What you will do
Leave out the pictures and restate every entry word for word.

Data
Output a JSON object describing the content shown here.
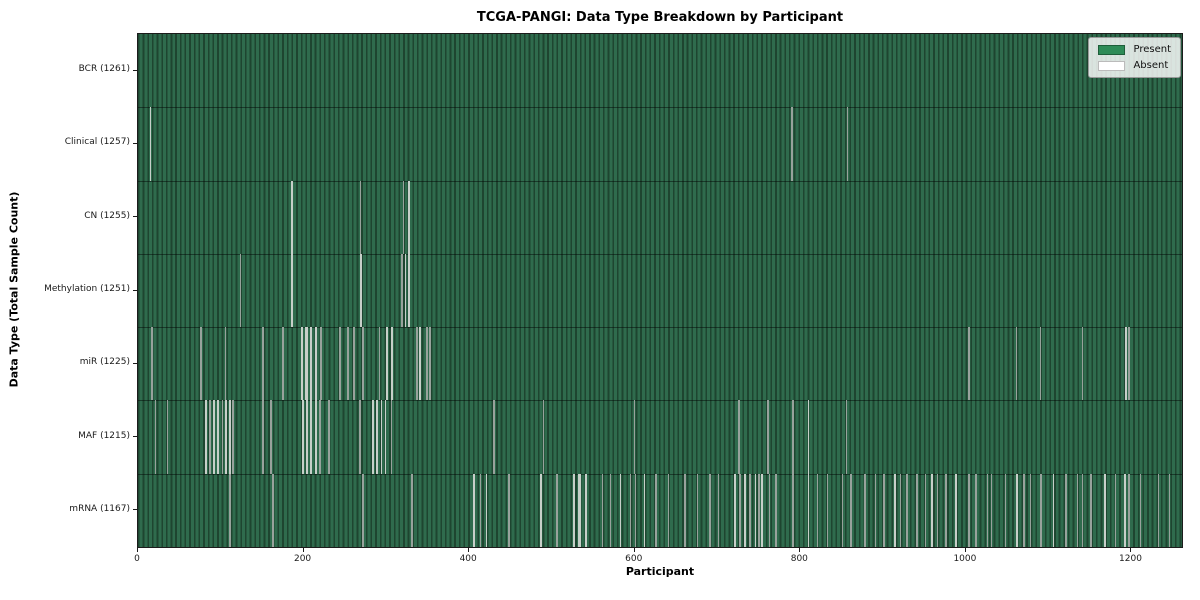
{
  "chart_data": {
    "type": "heatmap",
    "title": "TCGA-PANGI: Data Type Breakdown by Participant",
    "xlabel": "Participant",
    "ylabel": "Data Type (Total Sample Count)",
    "xlim": [
      0,
      1261
    ],
    "xticks": [
      0,
      200,
      400,
      600,
      800,
      1000,
      1200
    ],
    "grid": false,
    "legend": {
      "position": "upper-right",
      "entries": [
        {
          "label": "Present",
          "color": "#2e8b57"
        },
        {
          "label": "Absent",
          "color": "#ffffff"
        }
      ]
    },
    "colors": {
      "present": "#2e8b57",
      "present_fill": "#2f6b4d",
      "bar_edge": "#1e4530",
      "absent_stripe_single": "#98a29c",
      "absent_stripe_wide": "#c7cfc9",
      "background": "#ffffff"
    },
    "rows": [
      {
        "label": "BCR (1261)",
        "data_type": "BCR",
        "total_samples": 1261,
        "absent_runs": []
      },
      {
        "label": "Clinical (1257)",
        "data_type": "Clinical",
        "total_samples": 1257,
        "absent_runs": [
          [
            14,
            2
          ],
          [
            789,
            1
          ],
          [
            856,
            1
          ]
        ]
      },
      {
        "label": "CN (1255)",
        "data_type": "CN",
        "total_samples": 1255,
        "absent_runs": [
          [
            185,
            2
          ],
          [
            268,
            1
          ],
          [
            320,
            1
          ],
          [
            326,
            2
          ]
        ]
      },
      {
        "label": "Methylation (1251)",
        "data_type": "Methylation",
        "total_samples": 1251,
        "absent_runs": [
          [
            123,
            1
          ],
          [
            185,
            2
          ],
          [
            268,
            2
          ],
          [
            318,
            1
          ],
          [
            322,
            2
          ],
          [
            326,
            2
          ]
        ]
      },
      {
        "label": "miR (1225)",
        "data_type": "miR",
        "total_samples": 1225,
        "absent_runs": [
          [
            16,
            1
          ],
          [
            75,
            1
          ],
          [
            105,
            1
          ],
          [
            150,
            1
          ],
          [
            174,
            1
          ],
          [
            197,
            2
          ],
          [
            202,
            3
          ],
          [
            208,
            2
          ],
          [
            214,
            2
          ],
          [
            220,
            1
          ],
          [
            243,
            1
          ],
          [
            253,
            1
          ],
          [
            260,
            1
          ],
          [
            271,
            1
          ],
          [
            291,
            1
          ],
          [
            300,
            2
          ],
          [
            306,
            2
          ],
          [
            336,
            1
          ],
          [
            340,
            2
          ],
          [
            348,
            1
          ],
          [
            352,
            1
          ],
          [
            1003,
            1
          ],
          [
            1060,
            1
          ],
          [
            1089,
            1
          ],
          [
            1140,
            1
          ],
          [
            1192,
            2
          ],
          [
            1196,
            1
          ]
        ]
      },
      {
        "label": "MAF (1215)",
        "data_type": "MAF",
        "total_samples": 1215,
        "absent_runs": [
          [
            20,
            1
          ],
          [
            35,
            1
          ],
          [
            81,
            2
          ],
          [
            86,
            1
          ],
          [
            91,
            2
          ],
          [
            96,
            2
          ],
          [
            101,
            1
          ],
          [
            105,
            2
          ],
          [
            110,
            2
          ],
          [
            114,
            1
          ],
          [
            150,
            1
          ],
          [
            160,
            1
          ],
          [
            198,
            2
          ],
          [
            203,
            2
          ],
          [
            208,
            2
          ],
          [
            214,
            2
          ],
          [
            219,
            1
          ],
          [
            230,
            1
          ],
          [
            267,
            1
          ],
          [
            283,
            2
          ],
          [
            288,
            2
          ],
          [
            293,
            2
          ],
          [
            298,
            2
          ],
          [
            305,
            1
          ],
          [
            429,
            1
          ],
          [
            489,
            1
          ],
          [
            599,
            1
          ],
          [
            725,
            1
          ],
          [
            760,
            1
          ],
          [
            790,
            1
          ],
          [
            809,
            2
          ],
          [
            855,
            1
          ]
        ]
      },
      {
        "label": "mRNA (1167)",
        "data_type": "mRNA",
        "total_samples": 1167,
        "absent_runs": [
          [
            110,
            1
          ],
          [
            162,
            1
          ],
          [
            271,
            1
          ],
          [
            330,
            1
          ],
          [
            405,
            2
          ],
          [
            413,
            1
          ],
          [
            420,
            2
          ],
          [
            447,
            1
          ],
          [
            486,
            2
          ],
          [
            505,
            1
          ],
          [
            526,
            2
          ],
          [
            532,
            3
          ],
          [
            540,
            2
          ],
          [
            560,
            1
          ],
          [
            570,
            1
          ],
          [
            582,
            2
          ],
          [
            594,
            1
          ],
          [
            600,
            1
          ],
          [
            611,
            2
          ],
          [
            625,
            1
          ],
          [
            640,
            1
          ],
          [
            660,
            1
          ],
          [
            675,
            1
          ],
          [
            690,
            1
          ],
          [
            700,
            1
          ],
          [
            720,
            2
          ],
          [
            726,
            1
          ],
          [
            732,
            2
          ],
          [
            738,
            1
          ],
          [
            745,
            2
          ],
          [
            749,
            1
          ],
          [
            753,
            2
          ],
          [
            762,
            1
          ],
          [
            770,
            1
          ],
          [
            790,
            1
          ],
          [
            809,
            2
          ],
          [
            820,
            1
          ],
          [
            832,
            1
          ],
          [
            850,
            1
          ],
          [
            860,
            1
          ],
          [
            877,
            1
          ],
          [
            890,
            1
          ],
          [
            900,
            1
          ],
          [
            913,
            2
          ],
          [
            920,
            1
          ],
          [
            928,
            1
          ],
          [
            940,
            1
          ],
          [
            950,
            1
          ],
          [
            958,
            2
          ],
          [
            965,
            1
          ],
          [
            975,
            1
          ],
          [
            987,
            2
          ],
          [
            1003,
            1
          ],
          [
            1011,
            1
          ],
          [
            1025,
            1
          ],
          [
            1030,
            1
          ],
          [
            1047,
            1
          ],
          [
            1061,
            2
          ],
          [
            1069,
            1
          ],
          [
            1077,
            1
          ],
          [
            1090,
            1
          ],
          [
            1105,
            2
          ],
          [
            1120,
            1
          ],
          [
            1134,
            1
          ],
          [
            1140,
            1
          ],
          [
            1150,
            1
          ],
          [
            1167,
            2
          ],
          [
            1180,
            1
          ],
          [
            1191,
            2
          ],
          [
            1196,
            1
          ],
          [
            1210,
            1
          ],
          [
            1232,
            1
          ],
          [
            1245,
            1
          ]
        ]
      }
    ]
  }
}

Solution to the problem
Output a JSON object describing the content shown here.
{
  "chart_data": {
    "type": "heatmap",
    "title": "TCGA-PANGI: Data Type Breakdown by Participant",
    "xlabel": "Participant",
    "ylabel": "Data Type (Total Sample Count)",
    "xlim": [
      0,
      1261
    ],
    "xticks": [
      0,
      200,
      400,
      600,
      800,
      1000,
      1200
    ],
    "grid": false,
    "legend": {
      "position": "upper-right",
      "entries": [
        {
          "label": "Present",
          "color": "#2e8b57"
        },
        {
          "label": "Absent",
          "color": "#ffffff"
        }
      ]
    },
    "colors": {
      "present": "#2e8b57",
      "present_fill": "#2f6b4d",
      "bar_edge": "#1e4530",
      "absent_stripe_single": "#98a29c",
      "absent_stripe_wide": "#c7cfc9",
      "background": "#ffffff"
    },
    "rows": [
      {
        "label": "BCR (1261)",
        "data_type": "BCR",
        "total_samples": 1261,
        "absent_runs": []
      },
      {
        "label": "Clinical (1257)",
        "data_type": "Clinical",
        "total_samples": 1257,
        "absent_runs": [
          [
            14,
            2
          ],
          [
            789,
            1
          ],
          [
            856,
            1
          ]
        ]
      },
      {
        "label": "CN (1255)",
        "data_type": "CN",
        "total_samples": 1255,
        "absent_runs": [
          [
            185,
            2
          ],
          [
            268,
            1
          ],
          [
            320,
            1
          ],
          [
            326,
            2
          ]
        ]
      },
      {
        "label": "Methylation (1251)",
        "data_type": "Methylation",
        "total_samples": 1251,
        "absent_runs": [
          [
            123,
            1
          ],
          [
            185,
            2
          ],
          [
            268,
            2
          ],
          [
            318,
            1
          ],
          [
            322,
            2
          ],
          [
            326,
            2
          ]
        ]
      },
      {
        "label": "miR (1225)",
        "data_type": "miR",
        "total_samples": 1225,
        "absent_runs": [
          [
            16,
            1
          ],
          [
            75,
            1
          ],
          [
            105,
            1
          ],
          [
            150,
            1
          ],
          [
            174,
            1
          ],
          [
            197,
            2
          ],
          [
            202,
            3
          ],
          [
            208,
            2
          ],
          [
            214,
            2
          ],
          [
            220,
            1
          ],
          [
            243,
            1
          ],
          [
            253,
            1
          ],
          [
            260,
            1
          ],
          [
            271,
            1
          ],
          [
            291,
            1
          ],
          [
            300,
            2
          ],
          [
            306,
            2
          ],
          [
            336,
            1
          ],
          [
            340,
            2
          ],
          [
            348,
            1
          ],
          [
            352,
            1
          ],
          [
            1003,
            1
          ],
          [
            1060,
            1
          ],
          [
            1089,
            1
          ],
          [
            1140,
            1
          ],
          [
            1192,
            2
          ],
          [
            1196,
            1
          ]
        ]
      },
      {
        "label": "MAF (1215)",
        "data_type": "MAF",
        "total_samples": 1215,
        "absent_runs": [
          [
            20,
            1
          ],
          [
            35,
            1
          ],
          [
            81,
            2
          ],
          [
            86,
            1
          ],
          [
            91,
            2
          ],
          [
            96,
            2
          ],
          [
            101,
            1
          ],
          [
            105,
            2
          ],
          [
            110,
            2
          ],
          [
            114,
            1
          ],
          [
            150,
            1
          ],
          [
            160,
            1
          ],
          [
            198,
            2
          ],
          [
            203,
            2
          ],
          [
            208,
            2
          ],
          [
            214,
            2
          ],
          [
            219,
            1
          ],
          [
            230,
            1
          ],
          [
            267,
            1
          ],
          [
            283,
            2
          ],
          [
            288,
            2
          ],
          [
            293,
            2
          ],
          [
            298,
            2
          ],
          [
            305,
            1
          ],
          [
            429,
            1
          ],
          [
            489,
            1
          ],
          [
            599,
            1
          ],
          [
            725,
            1
          ],
          [
            760,
            1
          ],
          [
            790,
            1
          ],
          [
            809,
            2
          ],
          [
            855,
            1
          ]
        ]
      },
      {
        "label": "mRNA (1167)",
        "data_type": "mRNA",
        "total_samples": 1167,
        "absent_runs": [
          [
            110,
            1
          ],
          [
            162,
            1
          ],
          [
            271,
            1
          ],
          [
            330,
            1
          ],
          [
            405,
            2
          ],
          [
            413,
            1
          ],
          [
            420,
            2
          ],
          [
            447,
            1
          ],
          [
            486,
            2
          ],
          [
            505,
            1
          ],
          [
            526,
            2
          ],
          [
            532,
            3
          ],
          [
            540,
            2
          ],
          [
            560,
            1
          ],
          [
            570,
            1
          ],
          [
            582,
            2
          ],
          [
            594,
            1
          ],
          [
            600,
            1
          ],
          [
            611,
            2
          ],
          [
            625,
            1
          ],
          [
            640,
            1
          ],
          [
            660,
            1
          ],
          [
            675,
            1
          ],
          [
            690,
            1
          ],
          [
            700,
            1
          ],
          [
            720,
            2
          ],
          [
            726,
            1
          ],
          [
            732,
            2
          ],
          [
            738,
            1
          ],
          [
            745,
            2
          ],
          [
            749,
            1
          ],
          [
            753,
            2
          ],
          [
            762,
            1
          ],
          [
            770,
            1
          ],
          [
            790,
            1
          ],
          [
            809,
            2
          ],
          [
            820,
            1
          ],
          [
            832,
            1
          ],
          [
            850,
            1
          ],
          [
            860,
            1
          ],
          [
            877,
            1
          ],
          [
            890,
            1
          ],
          [
            900,
            1
          ],
          [
            913,
            2
          ],
          [
            920,
            1
          ],
          [
            928,
            1
          ],
          [
            940,
            1
          ],
          [
            950,
            1
          ],
          [
            958,
            2
          ],
          [
            965,
            1
          ],
          [
            975,
            1
          ],
          [
            987,
            2
          ],
          [
            1003,
            1
          ],
          [
            1011,
            1
          ],
          [
            1025,
            1
          ],
          [
            1030,
            1
          ],
          [
            1047,
            1
          ],
          [
            1061,
            2
          ],
          [
            1069,
            1
          ],
          [
            1077,
            1
          ],
          [
            1090,
            1
          ],
          [
            1105,
            2
          ],
          [
            1120,
            1
          ],
          [
            1134,
            1
          ],
          [
            1140,
            1
          ],
          [
            1150,
            1
          ],
          [
            1167,
            2
          ],
          [
            1180,
            1
          ],
          [
            1191,
            2
          ],
          [
            1196,
            1
          ],
          [
            1210,
            1
          ],
          [
            1232,
            1
          ],
          [
            1245,
            1
          ]
        ]
      }
    ]
  }
}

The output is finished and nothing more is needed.